- EXERCISE GOAL: Go through each line of the records below and count those with the word "which". Give only the count.
-------------------------
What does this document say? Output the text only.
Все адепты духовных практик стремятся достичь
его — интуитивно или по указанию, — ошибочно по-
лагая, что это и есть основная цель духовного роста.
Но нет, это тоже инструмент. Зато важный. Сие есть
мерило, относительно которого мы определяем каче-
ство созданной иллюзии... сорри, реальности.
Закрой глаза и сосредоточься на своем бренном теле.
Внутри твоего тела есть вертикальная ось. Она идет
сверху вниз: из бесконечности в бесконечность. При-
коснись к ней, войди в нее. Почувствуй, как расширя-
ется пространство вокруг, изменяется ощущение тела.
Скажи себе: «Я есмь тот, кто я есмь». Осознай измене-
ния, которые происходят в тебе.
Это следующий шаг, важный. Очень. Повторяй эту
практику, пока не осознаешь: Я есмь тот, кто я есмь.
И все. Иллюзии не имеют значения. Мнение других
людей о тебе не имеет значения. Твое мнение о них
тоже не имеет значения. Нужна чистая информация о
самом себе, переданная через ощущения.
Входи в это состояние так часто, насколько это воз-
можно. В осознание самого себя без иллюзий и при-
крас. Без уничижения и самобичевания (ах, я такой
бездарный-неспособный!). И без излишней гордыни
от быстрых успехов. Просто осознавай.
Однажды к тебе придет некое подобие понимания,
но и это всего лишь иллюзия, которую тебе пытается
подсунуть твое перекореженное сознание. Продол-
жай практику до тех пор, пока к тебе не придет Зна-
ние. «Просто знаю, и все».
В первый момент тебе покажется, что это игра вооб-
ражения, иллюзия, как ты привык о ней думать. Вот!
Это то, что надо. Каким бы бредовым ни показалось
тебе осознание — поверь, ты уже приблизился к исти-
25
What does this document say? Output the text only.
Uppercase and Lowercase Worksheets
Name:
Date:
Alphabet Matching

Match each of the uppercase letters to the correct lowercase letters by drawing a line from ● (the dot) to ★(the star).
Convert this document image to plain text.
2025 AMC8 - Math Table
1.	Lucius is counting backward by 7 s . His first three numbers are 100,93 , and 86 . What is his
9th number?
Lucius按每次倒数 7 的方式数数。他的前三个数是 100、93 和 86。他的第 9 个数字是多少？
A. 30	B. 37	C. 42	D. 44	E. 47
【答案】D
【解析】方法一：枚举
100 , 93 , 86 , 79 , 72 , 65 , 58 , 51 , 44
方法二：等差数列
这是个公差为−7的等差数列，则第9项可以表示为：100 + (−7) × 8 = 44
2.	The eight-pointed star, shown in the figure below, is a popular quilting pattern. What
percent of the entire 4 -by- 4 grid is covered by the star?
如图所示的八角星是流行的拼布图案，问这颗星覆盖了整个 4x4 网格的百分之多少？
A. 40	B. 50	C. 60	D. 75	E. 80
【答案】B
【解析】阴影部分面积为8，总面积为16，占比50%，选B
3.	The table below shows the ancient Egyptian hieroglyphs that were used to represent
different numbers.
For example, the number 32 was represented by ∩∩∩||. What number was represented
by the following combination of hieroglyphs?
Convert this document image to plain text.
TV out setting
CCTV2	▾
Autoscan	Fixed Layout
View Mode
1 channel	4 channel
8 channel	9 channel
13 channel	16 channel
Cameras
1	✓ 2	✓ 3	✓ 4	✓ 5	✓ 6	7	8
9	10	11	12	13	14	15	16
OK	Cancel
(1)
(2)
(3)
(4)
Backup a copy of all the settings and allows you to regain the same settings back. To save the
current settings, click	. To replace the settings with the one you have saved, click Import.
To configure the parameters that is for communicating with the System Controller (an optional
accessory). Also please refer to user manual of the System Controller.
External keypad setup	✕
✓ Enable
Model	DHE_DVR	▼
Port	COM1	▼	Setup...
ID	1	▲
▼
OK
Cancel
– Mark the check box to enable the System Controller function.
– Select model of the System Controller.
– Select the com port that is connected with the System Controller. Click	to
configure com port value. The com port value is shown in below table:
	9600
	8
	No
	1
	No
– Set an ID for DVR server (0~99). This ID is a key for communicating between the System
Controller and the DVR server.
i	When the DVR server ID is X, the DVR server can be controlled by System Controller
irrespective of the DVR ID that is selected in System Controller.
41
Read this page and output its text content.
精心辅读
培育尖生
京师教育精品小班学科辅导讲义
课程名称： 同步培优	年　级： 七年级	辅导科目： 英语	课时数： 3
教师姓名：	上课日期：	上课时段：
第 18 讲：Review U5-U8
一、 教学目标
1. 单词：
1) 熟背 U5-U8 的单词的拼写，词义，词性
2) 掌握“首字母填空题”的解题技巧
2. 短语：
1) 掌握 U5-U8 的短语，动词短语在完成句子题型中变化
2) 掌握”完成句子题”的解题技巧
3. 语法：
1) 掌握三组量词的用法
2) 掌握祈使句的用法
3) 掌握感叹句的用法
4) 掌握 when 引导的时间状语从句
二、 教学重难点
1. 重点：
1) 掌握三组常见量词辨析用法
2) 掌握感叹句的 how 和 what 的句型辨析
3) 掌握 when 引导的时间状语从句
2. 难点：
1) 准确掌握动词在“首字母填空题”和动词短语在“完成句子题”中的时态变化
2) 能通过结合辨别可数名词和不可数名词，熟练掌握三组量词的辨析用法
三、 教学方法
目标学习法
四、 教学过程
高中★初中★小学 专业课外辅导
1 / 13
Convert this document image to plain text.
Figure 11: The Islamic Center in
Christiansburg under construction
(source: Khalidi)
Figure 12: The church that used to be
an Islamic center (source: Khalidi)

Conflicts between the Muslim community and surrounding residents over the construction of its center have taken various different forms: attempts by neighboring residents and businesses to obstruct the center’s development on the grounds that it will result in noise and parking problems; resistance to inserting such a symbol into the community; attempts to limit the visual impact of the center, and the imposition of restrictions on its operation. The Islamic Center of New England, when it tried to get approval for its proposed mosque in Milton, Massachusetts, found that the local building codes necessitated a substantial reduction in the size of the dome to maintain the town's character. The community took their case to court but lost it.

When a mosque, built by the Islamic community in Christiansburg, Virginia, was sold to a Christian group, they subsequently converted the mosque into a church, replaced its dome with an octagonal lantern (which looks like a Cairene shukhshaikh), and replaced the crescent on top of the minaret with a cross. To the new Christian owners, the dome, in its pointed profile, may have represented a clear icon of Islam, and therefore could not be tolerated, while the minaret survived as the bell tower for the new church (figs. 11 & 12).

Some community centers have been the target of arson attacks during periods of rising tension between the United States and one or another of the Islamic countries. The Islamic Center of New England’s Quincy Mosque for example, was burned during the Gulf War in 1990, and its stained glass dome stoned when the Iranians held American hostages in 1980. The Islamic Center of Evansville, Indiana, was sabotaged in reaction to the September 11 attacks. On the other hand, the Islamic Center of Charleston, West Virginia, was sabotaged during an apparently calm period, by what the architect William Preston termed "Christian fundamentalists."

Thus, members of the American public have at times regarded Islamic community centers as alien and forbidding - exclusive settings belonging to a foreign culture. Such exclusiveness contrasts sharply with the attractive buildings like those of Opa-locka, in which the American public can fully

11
-------------------------
- TASK ANSWER: 2